## Directive
Below are some entries. Work out how many of their lines hold the word "name", and write that number alone.

-- START Record list --

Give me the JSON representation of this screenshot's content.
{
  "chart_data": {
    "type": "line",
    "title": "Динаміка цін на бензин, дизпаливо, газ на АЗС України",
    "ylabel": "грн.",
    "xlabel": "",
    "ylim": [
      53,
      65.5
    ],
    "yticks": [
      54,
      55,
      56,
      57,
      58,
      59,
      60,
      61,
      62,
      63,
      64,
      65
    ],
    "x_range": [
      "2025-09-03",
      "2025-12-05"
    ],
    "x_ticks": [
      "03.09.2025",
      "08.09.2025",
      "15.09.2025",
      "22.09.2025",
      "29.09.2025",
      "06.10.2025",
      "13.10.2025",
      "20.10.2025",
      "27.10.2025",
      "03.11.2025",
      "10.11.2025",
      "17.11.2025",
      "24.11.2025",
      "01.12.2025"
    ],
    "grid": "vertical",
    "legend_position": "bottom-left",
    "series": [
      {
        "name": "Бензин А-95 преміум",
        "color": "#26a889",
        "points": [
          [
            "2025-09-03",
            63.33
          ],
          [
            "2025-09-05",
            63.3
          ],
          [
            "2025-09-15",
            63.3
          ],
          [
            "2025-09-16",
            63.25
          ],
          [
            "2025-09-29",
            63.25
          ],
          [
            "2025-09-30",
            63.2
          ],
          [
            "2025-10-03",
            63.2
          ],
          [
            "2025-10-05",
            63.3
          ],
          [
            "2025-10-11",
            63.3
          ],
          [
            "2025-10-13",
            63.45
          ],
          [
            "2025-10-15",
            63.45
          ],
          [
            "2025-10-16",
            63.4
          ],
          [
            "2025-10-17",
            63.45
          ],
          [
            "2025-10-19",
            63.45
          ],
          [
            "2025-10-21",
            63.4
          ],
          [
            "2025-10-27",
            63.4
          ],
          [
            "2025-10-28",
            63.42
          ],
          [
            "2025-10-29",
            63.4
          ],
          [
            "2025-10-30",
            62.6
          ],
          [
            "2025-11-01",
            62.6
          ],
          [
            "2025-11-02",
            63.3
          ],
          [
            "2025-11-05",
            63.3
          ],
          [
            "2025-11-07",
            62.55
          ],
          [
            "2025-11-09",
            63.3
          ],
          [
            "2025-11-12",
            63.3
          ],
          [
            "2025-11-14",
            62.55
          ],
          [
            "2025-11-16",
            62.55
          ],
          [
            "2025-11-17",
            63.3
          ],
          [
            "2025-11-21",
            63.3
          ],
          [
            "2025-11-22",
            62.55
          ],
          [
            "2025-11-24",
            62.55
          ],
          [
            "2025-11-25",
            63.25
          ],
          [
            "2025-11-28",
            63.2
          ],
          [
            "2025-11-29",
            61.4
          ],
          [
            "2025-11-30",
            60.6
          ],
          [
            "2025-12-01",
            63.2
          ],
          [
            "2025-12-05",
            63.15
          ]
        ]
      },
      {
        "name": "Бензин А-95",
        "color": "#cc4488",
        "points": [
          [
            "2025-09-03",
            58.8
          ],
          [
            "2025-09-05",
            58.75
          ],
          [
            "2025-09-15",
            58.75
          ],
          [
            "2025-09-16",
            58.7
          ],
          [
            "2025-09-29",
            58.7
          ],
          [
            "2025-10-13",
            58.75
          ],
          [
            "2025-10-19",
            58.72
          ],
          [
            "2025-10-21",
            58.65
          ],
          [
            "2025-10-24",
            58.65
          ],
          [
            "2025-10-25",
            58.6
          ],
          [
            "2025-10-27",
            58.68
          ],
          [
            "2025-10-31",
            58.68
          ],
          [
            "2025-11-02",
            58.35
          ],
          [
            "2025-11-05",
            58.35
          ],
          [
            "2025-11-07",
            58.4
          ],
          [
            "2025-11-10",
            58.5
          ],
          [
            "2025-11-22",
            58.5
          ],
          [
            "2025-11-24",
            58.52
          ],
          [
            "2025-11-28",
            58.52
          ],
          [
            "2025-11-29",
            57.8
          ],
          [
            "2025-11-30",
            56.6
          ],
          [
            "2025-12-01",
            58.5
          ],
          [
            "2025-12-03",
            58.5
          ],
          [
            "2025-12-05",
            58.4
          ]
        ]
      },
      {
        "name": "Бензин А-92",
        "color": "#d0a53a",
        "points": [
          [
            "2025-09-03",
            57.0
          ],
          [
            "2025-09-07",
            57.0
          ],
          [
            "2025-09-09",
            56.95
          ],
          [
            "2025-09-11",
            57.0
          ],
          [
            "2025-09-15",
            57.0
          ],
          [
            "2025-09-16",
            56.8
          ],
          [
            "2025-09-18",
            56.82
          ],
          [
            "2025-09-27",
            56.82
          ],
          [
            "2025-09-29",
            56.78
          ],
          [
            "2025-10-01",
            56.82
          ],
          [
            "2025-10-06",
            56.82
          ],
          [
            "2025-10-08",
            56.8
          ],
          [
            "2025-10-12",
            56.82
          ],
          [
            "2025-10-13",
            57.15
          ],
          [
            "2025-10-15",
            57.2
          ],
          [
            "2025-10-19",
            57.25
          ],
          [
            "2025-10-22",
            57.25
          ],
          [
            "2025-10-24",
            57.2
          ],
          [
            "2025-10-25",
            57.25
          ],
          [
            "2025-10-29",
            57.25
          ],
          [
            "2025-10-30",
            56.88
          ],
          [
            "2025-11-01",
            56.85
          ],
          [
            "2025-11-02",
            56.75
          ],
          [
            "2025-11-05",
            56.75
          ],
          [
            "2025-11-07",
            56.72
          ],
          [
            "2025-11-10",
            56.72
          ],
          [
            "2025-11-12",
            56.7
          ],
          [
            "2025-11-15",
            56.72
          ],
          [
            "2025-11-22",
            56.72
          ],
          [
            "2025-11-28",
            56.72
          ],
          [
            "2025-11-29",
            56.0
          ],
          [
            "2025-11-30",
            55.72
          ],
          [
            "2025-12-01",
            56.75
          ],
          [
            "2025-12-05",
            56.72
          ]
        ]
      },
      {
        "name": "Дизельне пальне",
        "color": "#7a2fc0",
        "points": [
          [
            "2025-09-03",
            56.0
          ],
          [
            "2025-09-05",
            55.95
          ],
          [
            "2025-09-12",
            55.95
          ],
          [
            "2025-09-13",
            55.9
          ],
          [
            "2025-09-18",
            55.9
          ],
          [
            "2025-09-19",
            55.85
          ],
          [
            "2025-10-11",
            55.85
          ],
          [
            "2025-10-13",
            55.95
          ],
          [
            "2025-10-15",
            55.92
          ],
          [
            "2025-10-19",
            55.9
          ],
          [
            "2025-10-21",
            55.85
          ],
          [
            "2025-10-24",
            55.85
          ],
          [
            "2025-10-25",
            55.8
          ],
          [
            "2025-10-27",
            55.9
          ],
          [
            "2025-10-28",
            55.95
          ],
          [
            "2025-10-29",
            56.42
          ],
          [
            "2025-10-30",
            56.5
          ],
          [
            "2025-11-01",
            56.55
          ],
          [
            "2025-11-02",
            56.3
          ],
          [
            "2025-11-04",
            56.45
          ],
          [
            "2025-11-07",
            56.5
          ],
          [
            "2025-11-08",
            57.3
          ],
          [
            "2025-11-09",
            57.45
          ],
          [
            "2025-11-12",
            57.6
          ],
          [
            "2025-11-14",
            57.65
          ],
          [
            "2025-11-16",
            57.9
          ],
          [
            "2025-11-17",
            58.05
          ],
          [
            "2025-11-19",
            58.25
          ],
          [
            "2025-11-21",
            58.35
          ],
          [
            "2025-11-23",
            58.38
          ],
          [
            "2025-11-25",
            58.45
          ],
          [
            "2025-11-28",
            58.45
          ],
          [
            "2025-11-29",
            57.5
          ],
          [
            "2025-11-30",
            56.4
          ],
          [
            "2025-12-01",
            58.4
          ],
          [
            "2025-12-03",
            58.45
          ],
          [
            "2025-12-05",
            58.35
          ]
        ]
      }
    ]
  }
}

-- END Record list --

## Result for this task
4